Exercise aim:
Copy the listing exactly, please, and keep every picture out of it.

Stored data:
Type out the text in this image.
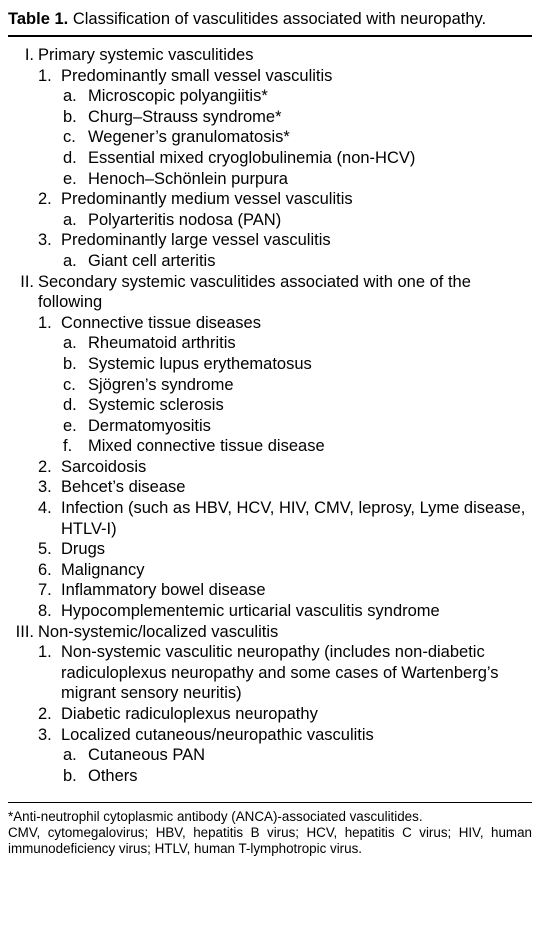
Table 1. Classification of vasculitides associated with neuropathy.
I. Primary systemic vasculitides
1. Predominantly small vessel vasculitis
a. Microscopic polyangiitis*
b. Churg–Strauss syndrome*
c. Wegener’s granulomatosis*
d. Essential mixed cryoglobulinemia (non-HCV)
e. Henoch–Schönlein purpura
2. Predominantly medium vessel vasculitis
a. Polyarteritis nodosa (PAN)
3. Predominantly large vessel vasculitis
a. Giant cell arteritis
II. Secondary systemic vasculitides associated with one of the following
1. Connective tissue diseases
a. Rheumatoid arthritis
b. Systemic lupus erythematosus
c. Sjögren’s syndrome
d. Systemic sclerosis
e. Dermatomyositis
f. Mixed connective tissue disease
2. Sarcoidosis
3. Behcet’s disease
4. Infection (such as HBV, HCV, HIV, CMV, leprosy, Lyme disease, HTLV-I)
5. Drugs
6. Malignancy
7. Inflammatory bowel disease
8. Hypocomplementemic urticarial vasculitis syndrome
III. Non-systemic/localized vasculitis
1. Non-systemic vasculitic neuropathy (includes non-diabetic radiculoplexus neuropathy and some cases of Wartenberg’s migrant sensory neuritis)
2. Diabetic radiculoplexus neuropathy
3. Localized cutaneous/neuropathic vasculitis
a. Cutaneous PAN
b. Others

*Anti-neutrophil cytoplasmic antibody (ANCA)-associated vasculitides.

CMV, cytomegalovirus; HBV, hepatitis B virus; HCV, hepatitis C virus; HIV, human immunodeficiency virus; HTLV, human T-lymphotropic virus.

Task response:
Type out the text in this image.
Table 1. Classification of vasculitides associated with neuropathy.
I. Primary systemic vasculitides
1. Predominantly small vessel vasculitis
a. Microscopic polyangiitis*
b. Churg–Strauss syndrome*
c. Wegener’s granulomatosis*
d. Essential mixed cryoglobulinemia (non-HCV)
e. Henoch–Schönlein purpura
2. Predominantly medium vessel vasculitis
a. Polyarteritis nodosa (PAN)
3. Predominantly large vessel vasculitis
a. Giant cell arteritis
II. Secondary systemic vasculitides associated with one of the following
1. Connective tissue diseases
a. Rheumatoid arthritis
b. Systemic lupus erythematosus
c. Sjögren’s syndrome
d. Systemic sclerosis
e. Dermatomyositis
f. Mixed connective tissue disease
2. Sarcoidosis
3. Behcet’s disease
4. Infection (such as HBV, HCV, HIV, CMV, leprosy, Lyme disease, HTLV-I)
5. Drugs
6. Malignancy
7. Inflammatory bowel disease
8. Hypocomplementemic urticarial vasculitis syndrome
III. Non-systemic/localized vasculitis
1. Non-systemic vasculitic neuropathy (includes non-diabetic radiculoplexus neuropathy and some cases of Wartenberg’s migrant sensory neuritis)
2. Diabetic radiculoplexus neuropathy
3. Localized cutaneous/neuropathic vasculitis
a. Cutaneous PAN
b. Others

*Anti-neutrophil cytoplasmic antibody (ANCA)-associated vasculitides.

CMV, cytomegalovirus; HBV, hepatitis B virus; HCV, hepatitis C virus; HIV, human immunodeficiency virus; HTLV, human T-lymphotropic virus.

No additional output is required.